__WHAT IS REQUIRED__. Reproduce the entries below word for word, with no changes.
↓
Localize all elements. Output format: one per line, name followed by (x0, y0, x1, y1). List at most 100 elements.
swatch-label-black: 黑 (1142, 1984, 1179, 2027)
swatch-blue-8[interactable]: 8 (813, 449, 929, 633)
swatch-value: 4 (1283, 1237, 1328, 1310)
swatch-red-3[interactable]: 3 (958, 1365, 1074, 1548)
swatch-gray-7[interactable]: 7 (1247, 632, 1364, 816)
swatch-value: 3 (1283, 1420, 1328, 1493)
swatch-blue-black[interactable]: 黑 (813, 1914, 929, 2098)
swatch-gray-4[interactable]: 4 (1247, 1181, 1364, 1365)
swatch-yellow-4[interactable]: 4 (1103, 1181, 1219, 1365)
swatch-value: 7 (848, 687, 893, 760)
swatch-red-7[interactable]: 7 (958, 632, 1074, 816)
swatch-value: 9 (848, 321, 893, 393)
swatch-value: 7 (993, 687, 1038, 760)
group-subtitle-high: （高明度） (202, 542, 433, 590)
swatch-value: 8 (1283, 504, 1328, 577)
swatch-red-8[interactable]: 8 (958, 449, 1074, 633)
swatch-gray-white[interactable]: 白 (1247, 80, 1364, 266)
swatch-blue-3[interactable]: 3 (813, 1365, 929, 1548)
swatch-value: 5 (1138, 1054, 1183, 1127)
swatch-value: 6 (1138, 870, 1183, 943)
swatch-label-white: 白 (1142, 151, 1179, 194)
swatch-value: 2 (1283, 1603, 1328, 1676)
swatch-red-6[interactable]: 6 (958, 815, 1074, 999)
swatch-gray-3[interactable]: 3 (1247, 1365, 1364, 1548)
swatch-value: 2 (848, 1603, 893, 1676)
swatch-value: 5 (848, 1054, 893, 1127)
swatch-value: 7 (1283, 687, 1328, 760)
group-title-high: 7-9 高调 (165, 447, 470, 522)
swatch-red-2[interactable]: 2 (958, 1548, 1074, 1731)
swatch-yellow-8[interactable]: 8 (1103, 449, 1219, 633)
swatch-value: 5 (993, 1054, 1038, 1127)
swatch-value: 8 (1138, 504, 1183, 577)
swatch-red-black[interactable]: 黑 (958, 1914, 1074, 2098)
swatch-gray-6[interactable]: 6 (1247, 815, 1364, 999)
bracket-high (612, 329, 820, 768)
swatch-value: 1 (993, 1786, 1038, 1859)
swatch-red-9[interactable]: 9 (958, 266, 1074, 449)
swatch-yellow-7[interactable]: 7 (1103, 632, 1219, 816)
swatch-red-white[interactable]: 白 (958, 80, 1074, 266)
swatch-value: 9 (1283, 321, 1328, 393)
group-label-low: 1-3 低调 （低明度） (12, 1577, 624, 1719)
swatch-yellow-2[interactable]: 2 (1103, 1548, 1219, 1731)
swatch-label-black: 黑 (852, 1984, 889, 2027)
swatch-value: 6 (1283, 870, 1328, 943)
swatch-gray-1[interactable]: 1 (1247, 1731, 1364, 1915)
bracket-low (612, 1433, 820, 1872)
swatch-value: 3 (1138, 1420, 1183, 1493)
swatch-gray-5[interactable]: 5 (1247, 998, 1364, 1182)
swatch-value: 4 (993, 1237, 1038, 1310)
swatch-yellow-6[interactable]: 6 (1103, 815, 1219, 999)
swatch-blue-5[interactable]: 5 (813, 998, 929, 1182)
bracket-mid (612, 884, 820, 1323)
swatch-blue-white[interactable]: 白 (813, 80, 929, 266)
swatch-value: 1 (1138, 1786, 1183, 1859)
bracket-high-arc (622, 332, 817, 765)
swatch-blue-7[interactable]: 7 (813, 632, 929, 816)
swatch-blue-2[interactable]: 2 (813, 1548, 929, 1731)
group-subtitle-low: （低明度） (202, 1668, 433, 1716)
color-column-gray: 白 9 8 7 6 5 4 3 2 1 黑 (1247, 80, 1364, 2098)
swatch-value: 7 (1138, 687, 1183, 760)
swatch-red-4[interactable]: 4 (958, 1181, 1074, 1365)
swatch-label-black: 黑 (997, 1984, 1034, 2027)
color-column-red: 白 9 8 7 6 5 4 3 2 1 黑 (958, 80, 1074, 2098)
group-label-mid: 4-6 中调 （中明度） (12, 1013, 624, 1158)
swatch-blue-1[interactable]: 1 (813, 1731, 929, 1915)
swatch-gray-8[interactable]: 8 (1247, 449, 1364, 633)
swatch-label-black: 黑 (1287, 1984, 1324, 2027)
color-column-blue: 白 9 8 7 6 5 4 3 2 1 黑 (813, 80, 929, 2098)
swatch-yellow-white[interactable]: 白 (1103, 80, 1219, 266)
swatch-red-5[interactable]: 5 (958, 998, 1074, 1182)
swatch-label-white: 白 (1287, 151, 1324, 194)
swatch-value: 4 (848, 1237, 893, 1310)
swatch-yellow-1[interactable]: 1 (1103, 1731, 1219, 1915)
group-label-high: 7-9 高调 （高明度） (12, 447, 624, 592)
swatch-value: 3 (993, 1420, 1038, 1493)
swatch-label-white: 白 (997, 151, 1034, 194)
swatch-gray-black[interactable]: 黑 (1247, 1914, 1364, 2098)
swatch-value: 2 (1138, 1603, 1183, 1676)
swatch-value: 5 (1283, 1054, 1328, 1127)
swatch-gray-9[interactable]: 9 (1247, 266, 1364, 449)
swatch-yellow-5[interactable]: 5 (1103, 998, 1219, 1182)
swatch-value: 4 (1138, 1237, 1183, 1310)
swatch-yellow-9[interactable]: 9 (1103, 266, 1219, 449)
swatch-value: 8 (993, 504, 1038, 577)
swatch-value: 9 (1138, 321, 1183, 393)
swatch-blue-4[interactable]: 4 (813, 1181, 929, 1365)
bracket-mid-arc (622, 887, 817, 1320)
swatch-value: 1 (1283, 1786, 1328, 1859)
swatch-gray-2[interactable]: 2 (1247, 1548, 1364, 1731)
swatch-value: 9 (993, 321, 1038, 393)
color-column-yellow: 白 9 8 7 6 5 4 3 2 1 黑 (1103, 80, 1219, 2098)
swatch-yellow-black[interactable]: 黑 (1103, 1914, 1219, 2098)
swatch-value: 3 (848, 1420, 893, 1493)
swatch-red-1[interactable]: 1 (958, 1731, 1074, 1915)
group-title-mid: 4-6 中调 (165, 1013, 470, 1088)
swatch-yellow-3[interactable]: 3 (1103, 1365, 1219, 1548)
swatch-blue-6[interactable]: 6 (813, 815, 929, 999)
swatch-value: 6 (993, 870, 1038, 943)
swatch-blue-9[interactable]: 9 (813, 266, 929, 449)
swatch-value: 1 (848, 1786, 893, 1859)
↑
__EXERCISE RESULT__.
Localize all elements. Output format: one per line, name followed by (x0, y0, x1, y1). List at most 100 elements.
swatch-label-black: 黑 (1142, 1984, 1179, 2027)
swatch-blue-8[interactable]: 8 (813, 449, 929, 633)
swatch-value: 4 (1283, 1237, 1328, 1310)
swatch-red-3[interactable]: 3 (958, 1365, 1074, 1548)
swatch-gray-7[interactable]: 7 (1247, 632, 1364, 816)
swatch-value: 3 (1283, 1420, 1328, 1493)
swatch-blue-black[interactable]: 黑 (813, 1914, 929, 2098)
swatch-gray-4[interactable]: 4 (1247, 1181, 1364, 1365)
swatch-yellow-4[interactable]: 4 (1103, 1181, 1219, 1365)
swatch-value: 7 (848, 687, 893, 760)
swatch-red-7[interactable]: 7 (958, 632, 1074, 816)
swatch-value: 9 (848, 321, 893, 393)
swatch-value: 7 (993, 687, 1038, 760)
group-subtitle-high: （高明度） (202, 542, 433, 590)
swatch-value: 8 (1283, 504, 1328, 577)
swatch-red-8[interactable]: 8 (958, 449, 1074, 633)
swatch-gray-white[interactable]: 白 (1247, 80, 1364, 266)
swatch-blue-3[interactable]: 3 (813, 1365, 929, 1548)
swatch-value: 5 (1138, 1054, 1183, 1127)
swatch-value: 6 (1138, 870, 1183, 943)
swatch-label-white: 白 (1142, 151, 1179, 194)
swatch-value: 2 (1283, 1603, 1328, 1676)
swatch-red-6[interactable]: 6 (958, 815, 1074, 999)
swatch-gray-3[interactable]: 3 (1247, 1365, 1364, 1548)
swatch-value: 2 (848, 1603, 893, 1676)
swatch-value: 5 (848, 1054, 893, 1127)
swatch-value: 7 (1283, 687, 1328, 760)
group-title-high: 7-9 高调 (165, 447, 470, 522)
swatch-red-2[interactable]: 2 (958, 1548, 1074, 1731)
swatch-yellow-8[interactable]: 8 (1103, 449, 1219, 633)
swatch-value: 5 (993, 1054, 1038, 1127)
swatch-value: 8 (1138, 504, 1183, 577)
swatch-red-black[interactable]: 黑 (958, 1914, 1074, 2098)
swatch-gray-6[interactable]: 6 (1247, 815, 1364, 999)
bracket-high (612, 329, 820, 768)
swatch-value: 1 (993, 1786, 1038, 1859)
swatch-red-9[interactable]: 9 (958, 266, 1074, 449)
swatch-yellow-7[interactable]: 7 (1103, 632, 1219, 816)
swatch-red-white[interactable]: 白 (958, 80, 1074, 266)
swatch-value: 9 (1283, 321, 1328, 393)
group-label-low: 1-3 低调 （低明度） (12, 1577, 624, 1719)
swatch-yellow-2[interactable]: 2 (1103, 1548, 1219, 1731)
swatch-label-black: 黑 (852, 1984, 889, 2027)
swatch-value: 6 (1283, 870, 1328, 943)
swatch-gray-1[interactable]: 1 (1247, 1731, 1364, 1915)
bracket-low (612, 1433, 820, 1872)
swatch-value: 3 (1138, 1420, 1183, 1493)
swatch-gray-5[interactable]: 5 (1247, 998, 1364, 1182)
swatch-value: 4 (993, 1237, 1038, 1310)
swatch-yellow-6[interactable]: 6 (1103, 815, 1219, 999)
swatch-blue-5[interactable]: 5 (813, 998, 929, 1182)
bracket-mid (612, 884, 820, 1323)
swatch-blue-white[interactable]: 白 (813, 80, 929, 266)
swatch-value: 1 (1138, 1786, 1183, 1859)
bracket-high-arc (622, 332, 817, 765)
swatch-blue-7[interactable]: 7 (813, 632, 929, 816)
swatch-blue-2[interactable]: 2 (813, 1548, 929, 1731)
group-subtitle-low: （低明度） (202, 1668, 433, 1716)
color-column-gray: 白 9 8 7 6 5 4 3 2 1 黑 (1247, 80, 1364, 2098)
swatch-value: 7 (1138, 687, 1183, 760)
swatch-red-4[interactable]: 4 (958, 1181, 1074, 1365)
swatch-label-black: 黑 (997, 1984, 1034, 2027)
color-column-red: 白 9 8 7 6 5 4 3 2 1 黑 (958, 80, 1074, 2098)
group-label-mid: 4-6 中调 （中明度） (12, 1013, 624, 1158)
swatch-blue-1[interactable]: 1 (813, 1731, 929, 1915)
swatch-gray-8[interactable]: 8 (1247, 449, 1364, 633)
swatch-label-black: 黑 (1287, 1984, 1324, 2027)
color-column-blue: 白 9 8 7 6 5 4 3 2 1 黑 (813, 80, 929, 2098)
swatch-yellow-white[interactable]: 白 (1103, 80, 1219, 266)
swatch-red-5[interactable]: 5 (958, 998, 1074, 1182)
swatch-label-white: 白 (1287, 151, 1324, 194)
swatch-value: 4 (848, 1237, 893, 1310)
swatch-yellow-1[interactable]: 1 (1103, 1731, 1219, 1915)
group-label-high: 7-9 高调 （高明度） (12, 447, 624, 592)
swatch-value: 3 (993, 1420, 1038, 1493)
swatch-label-white: 白 (997, 151, 1034, 194)
swatch-gray-black[interactable]: 黑 (1247, 1914, 1364, 2098)
swatch-value: 2 (1138, 1603, 1183, 1676)
swatch-value: 5 (1283, 1054, 1328, 1127)
swatch-gray-9[interactable]: 9 (1247, 266, 1364, 449)
swatch-yellow-5[interactable]: 5 (1103, 998, 1219, 1182)
swatch-value: 4 (1138, 1237, 1183, 1310)
swatch-yellow-9[interactable]: 9 (1103, 266, 1219, 449)
swatch-value: 8 (993, 504, 1038, 577)
swatch-value: 9 (1138, 321, 1183, 393)
swatch-blue-4[interactable]: 4 (813, 1181, 929, 1365)
bracket-mid-arc (622, 887, 817, 1320)
swatch-value: 1 (1283, 1786, 1328, 1859)
swatch-gray-2[interactable]: 2 (1247, 1548, 1364, 1731)
swatch-value: 9 (993, 321, 1038, 393)
color-column-yellow: 白 9 8 7 6 5 4 3 2 1 黑 (1103, 80, 1219, 2098)
swatch-yellow-black[interactable]: 黑 (1103, 1914, 1219, 2098)
swatch-value: 3 (848, 1420, 893, 1493)
swatch-red-1[interactable]: 1 (958, 1731, 1074, 1915)
group-title-mid: 4-6 中调 (165, 1013, 470, 1088)
swatch-yellow-3[interactable]: 3 (1103, 1365, 1219, 1548)
swatch-blue-6[interactable]: 6 (813, 815, 929, 999)
swatch-value: 6 (993, 870, 1038, 943)
swatch-blue-9[interactable]: 9 (813, 266, 929, 449)
swatch-value: 1 (848, 1786, 893, 1859)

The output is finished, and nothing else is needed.